_Given request_
Nothing in the records may be left out or altered; reproduce them all exactly.
──────── Given records ────────
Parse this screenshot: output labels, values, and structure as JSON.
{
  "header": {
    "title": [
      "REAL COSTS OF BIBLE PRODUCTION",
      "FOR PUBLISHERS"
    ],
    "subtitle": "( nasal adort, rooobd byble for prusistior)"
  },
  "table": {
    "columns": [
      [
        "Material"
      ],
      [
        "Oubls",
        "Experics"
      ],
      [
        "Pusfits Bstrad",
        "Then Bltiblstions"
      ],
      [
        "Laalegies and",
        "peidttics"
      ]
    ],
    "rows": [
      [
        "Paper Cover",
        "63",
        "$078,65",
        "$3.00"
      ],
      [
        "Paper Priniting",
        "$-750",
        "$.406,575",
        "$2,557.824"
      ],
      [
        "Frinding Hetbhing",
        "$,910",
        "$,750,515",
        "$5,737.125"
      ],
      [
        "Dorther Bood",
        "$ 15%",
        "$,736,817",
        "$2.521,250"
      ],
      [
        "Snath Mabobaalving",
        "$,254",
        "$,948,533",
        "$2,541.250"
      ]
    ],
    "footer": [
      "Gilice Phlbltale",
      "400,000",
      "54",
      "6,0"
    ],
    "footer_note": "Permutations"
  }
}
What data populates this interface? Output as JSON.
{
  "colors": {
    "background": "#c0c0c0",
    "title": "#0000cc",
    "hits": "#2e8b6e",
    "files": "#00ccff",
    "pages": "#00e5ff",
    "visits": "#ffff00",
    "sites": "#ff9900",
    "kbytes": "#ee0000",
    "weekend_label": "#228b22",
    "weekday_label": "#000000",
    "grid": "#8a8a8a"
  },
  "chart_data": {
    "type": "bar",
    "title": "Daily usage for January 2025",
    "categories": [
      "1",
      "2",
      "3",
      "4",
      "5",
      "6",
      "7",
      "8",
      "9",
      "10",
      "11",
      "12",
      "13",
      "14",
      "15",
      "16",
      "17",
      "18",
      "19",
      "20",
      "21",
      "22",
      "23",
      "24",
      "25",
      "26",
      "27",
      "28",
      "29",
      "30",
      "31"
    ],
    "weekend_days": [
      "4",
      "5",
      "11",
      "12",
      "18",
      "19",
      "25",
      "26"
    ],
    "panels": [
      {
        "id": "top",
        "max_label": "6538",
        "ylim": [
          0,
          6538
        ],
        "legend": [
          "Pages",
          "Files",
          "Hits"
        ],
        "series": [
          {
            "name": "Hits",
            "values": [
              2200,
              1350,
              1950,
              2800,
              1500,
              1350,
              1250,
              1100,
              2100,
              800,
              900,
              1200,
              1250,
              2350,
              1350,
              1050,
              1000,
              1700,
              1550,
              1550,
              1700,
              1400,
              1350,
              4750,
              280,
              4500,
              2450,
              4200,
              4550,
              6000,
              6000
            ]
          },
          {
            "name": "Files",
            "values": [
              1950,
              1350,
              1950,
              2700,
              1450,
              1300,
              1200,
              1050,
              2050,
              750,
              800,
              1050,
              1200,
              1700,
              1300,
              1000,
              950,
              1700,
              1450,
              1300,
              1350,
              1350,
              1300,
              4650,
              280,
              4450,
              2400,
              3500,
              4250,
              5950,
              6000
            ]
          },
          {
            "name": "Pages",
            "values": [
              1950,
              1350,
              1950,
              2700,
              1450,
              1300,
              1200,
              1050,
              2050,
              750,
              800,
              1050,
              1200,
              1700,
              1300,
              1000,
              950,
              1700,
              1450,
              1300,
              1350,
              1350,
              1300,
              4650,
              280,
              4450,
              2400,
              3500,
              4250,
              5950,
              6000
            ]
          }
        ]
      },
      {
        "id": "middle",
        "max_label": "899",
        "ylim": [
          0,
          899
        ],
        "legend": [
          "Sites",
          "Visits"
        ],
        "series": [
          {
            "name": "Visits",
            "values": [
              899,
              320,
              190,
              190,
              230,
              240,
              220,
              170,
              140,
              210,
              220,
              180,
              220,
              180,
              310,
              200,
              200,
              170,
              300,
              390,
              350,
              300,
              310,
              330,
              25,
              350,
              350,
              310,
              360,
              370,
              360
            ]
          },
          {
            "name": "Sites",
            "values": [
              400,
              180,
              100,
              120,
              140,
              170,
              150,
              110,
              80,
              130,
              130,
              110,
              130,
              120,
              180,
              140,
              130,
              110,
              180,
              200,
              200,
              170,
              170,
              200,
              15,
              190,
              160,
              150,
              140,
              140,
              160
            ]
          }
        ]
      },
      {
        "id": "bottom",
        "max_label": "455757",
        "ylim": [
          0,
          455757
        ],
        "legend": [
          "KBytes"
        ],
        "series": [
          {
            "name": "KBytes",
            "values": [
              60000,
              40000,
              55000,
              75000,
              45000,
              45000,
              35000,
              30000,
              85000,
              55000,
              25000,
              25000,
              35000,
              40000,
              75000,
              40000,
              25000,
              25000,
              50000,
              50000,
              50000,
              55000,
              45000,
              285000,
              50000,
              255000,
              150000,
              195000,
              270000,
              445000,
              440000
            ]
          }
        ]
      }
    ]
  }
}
────────
_Reply to the exercise_
Parse this screenshot: output labels, values, and structure as JSON.
{
  "header": {
    "title": [
      "REAL COSTS OF BIBLE PRODUCTION",
      "FOR PUBLISHERS"
    ],
    "subtitle": "( nasal adort, rooobd byble for prusistior)"
  },
  "table": {
    "columns": [
      [
        "Material"
      ],
      [
        "Oubls",
        "Experics"
      ],
      [
        "Pusfits Bstrad",
        "Then Bltiblstions"
      ],
      [
        "Laalegies and",
        "peidttics"
      ]
    ],
    "rows": [
      [
        "Paper Cover",
        "63",
        "$078,65",
        "$3.00"
      ],
      [
        "Paper Priniting",
        "$-750",
        "$.406,575",
        "$2,557.824"
      ],
      [
        "Frinding Hetbhing",
        "$,910",
        "$,750,515",
        "$5,737.125"
      ],
      [
        "Dorther Bood",
        "$ 15%",
        "$,736,817",
        "$2.521,250"
      ],
      [
        "Snath Mabobaalving",
        "$,254",
        "$,948,533",
        "$2,541.250"
      ]
    ],
    "footer": [
      "Gilice Phlbltale",
      "400,000",
      "54",
      "6,0"
    ],
    "footer_note": "Permutations"
  }
}
What data populates this interface? Output as JSON.
{
  "colors": {
    "background": "#c0c0c0",
    "title": "#0000cc",
    "hits": "#2e8b6e",
    "files": "#00ccff",
    "pages": "#00e5ff",
    "visits": "#ffff00",
    "sites": "#ff9900",
    "kbytes": "#ee0000",
    "weekend_label": "#228b22",
    "weekday_label": "#000000",
    "grid": "#8a8a8a"
  },
  "chart_data": {
    "type": "bar",
    "title": "Daily usage for January 2025",
    "categories": [
      "1",
      "2",
      "3",
      "4",
      "5",
      "6",
      "7",
      "8",
      "9",
      "10",
      "11",
      "12",
      "13",
      "14",
      "15",
      "16",
      "17",
      "18",
      "19",
      "20",
      "21",
      "22",
      "23",
      "24",
      "25",
      "26",
      "27",
      "28",
      "29",
      "30",
      "31"
    ],
    "weekend_days": [
      "4",
      "5",
      "11",
      "12",
      "18",
      "19",
      "25",
      "26"
    ],
    "panels": [
      {
        "id": "top",
        "max_label": "6538",
        "ylim": [
          0,
          6538
        ],
        "legend": [
          "Pages",
          "Files",
          "Hits"
        ],
        "series": [
          {
            "name": "Hits",
            "values": [
              2200,
              1350,
              1950,
              2800,
              1500,
              1350,
              1250,
              1100,
              2100,
              800,
              900,
              1200,
              1250,
              2350,
              1350,
              1050,
              1000,
              1700,
              1550,
              1550,
              1700,
              1400,
              1350,
              4750,
              280,
              4500,
              2450,
              4200,
              4550,
              6000,
              6000
            ]
          },
          {
            "name": "Files",
            "values": [
              1950,
              1350,
              1950,
              2700,
              1450,
              1300,
              1200,
              1050,
              2050,
              750,
              800,
              1050,
              1200,
              1700,
              1300,
              1000,
              950,
              1700,
              1450,
              1300,
              1350,
              1350,
              1300,
              4650,
              280,
              4450,
              2400,
              3500,
              4250,
              5950,
              6000
            ]
          },
          {
            "name": "Pages",
            "values": [
              1950,
              1350,
              1950,
              2700,
              1450,
              1300,
              1200,
              1050,
              2050,
              750,
              800,
              1050,
              1200,
              1700,
              1300,
              1000,
              950,
              1700,
              1450,
              1300,
              1350,
              1350,
              1300,
              4650,
              280,
              4450,
              2400,
              3500,
              4250,
              5950,
              6000
            ]
          }
        ]
      },
      {
        "id": "middle",
        "max_label": "899",
        "ylim": [
          0,
          899
        ],
        "legend": [
          "Sites",
          "Visits"
        ],
        "series": [
          {
            "name": "Visits",
            "values": [
              899,
              320,
              190,
              190,
              230,
              240,
              220,
              170,
              140,
              210,
              220,
              180,
              220,
              180,
              310,
              200,
              200,
              170,
              300,
              390,
              350,
              300,
              310,
              330,
              25,
              350,
              350,
              310,
              360,
              370,
              360
            ]
          },
          {
            "name": "Sites",
            "values": [
              400,
              180,
              100,
              120,
              140,
              170,
              150,
              110,
              80,
              130,
              130,
              110,
              130,
              120,
              180,
              140,
              130,
              110,
              180,
              200,
              200,
              170,
              170,
              200,
              15,
              190,
              160,
              150,
              140,
              140,
              160
            ]
          }
        ]
      },
      {
        "id": "bottom",
        "max_label": "455757",
        "ylim": [
          0,
          455757
        ],
        "legend": [
          "KBytes"
        ],
        "series": [
          {
            "name": "KBytes",
            "values": [
              60000,
              40000,
              55000,
              75000,
              45000,
              45000,
              35000,
              30000,
              85000,
              55000,
              25000,
              25000,
              35000,
              40000,
              75000,
              40000,
              25000,
              25000,
              50000,
              50000,
              50000,
              55000,
              45000,
              285000,
              50000,
              255000,
              150000,
              195000,
              270000,
              445000,
              440000
            ]
          }
        ]
      }
    ]
  }
}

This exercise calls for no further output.